(Data entries)
######
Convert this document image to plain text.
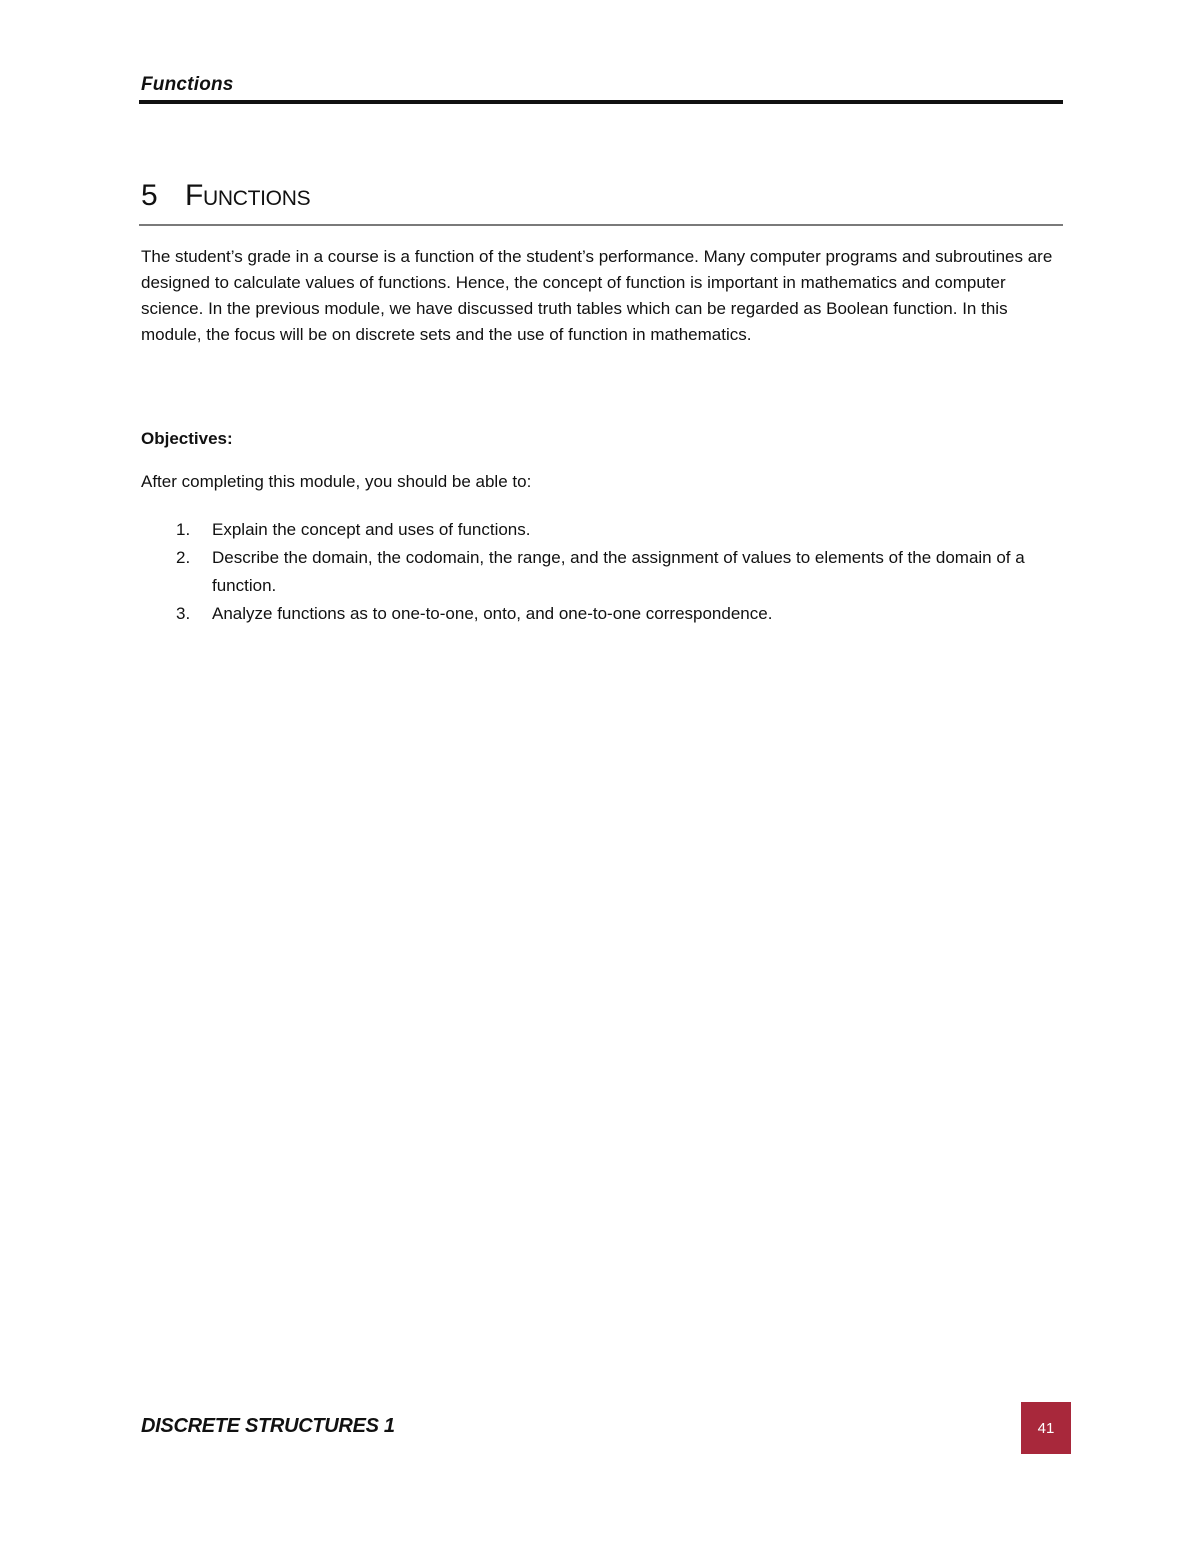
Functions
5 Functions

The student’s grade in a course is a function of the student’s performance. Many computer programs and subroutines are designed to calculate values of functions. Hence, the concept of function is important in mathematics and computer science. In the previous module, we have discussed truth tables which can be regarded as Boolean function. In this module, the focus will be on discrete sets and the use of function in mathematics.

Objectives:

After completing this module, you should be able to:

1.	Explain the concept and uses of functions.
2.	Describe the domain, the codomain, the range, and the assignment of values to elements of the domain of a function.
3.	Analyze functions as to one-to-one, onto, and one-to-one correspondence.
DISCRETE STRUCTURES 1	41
######
▶ _Task requirements_
The pictures in the entries should be left out; output everything else exactly.

▶ _The result_
Convert this document image to plain text.
Functions
5 Functions

The student’s grade in a course is a function of the student’s performance. Many computer programs and subroutines are designed to calculate values of functions. Hence, the concept of function is important in mathematics and computer science. In the previous module, we have discussed truth tables which can be regarded as Boolean function. In this module, the focus will be on discrete sets and the use of function in mathematics.

Objectives:

After completing this module, you should be able to:

1.	Explain the concept and uses of functions.
2.	Describe the domain, the codomain, the range, and the assignment of values to elements of the domain of a function.
3.	Analyze functions as to one-to-one, onto, and one-to-one correspondence.
DISCRETE STRUCTURES 1	41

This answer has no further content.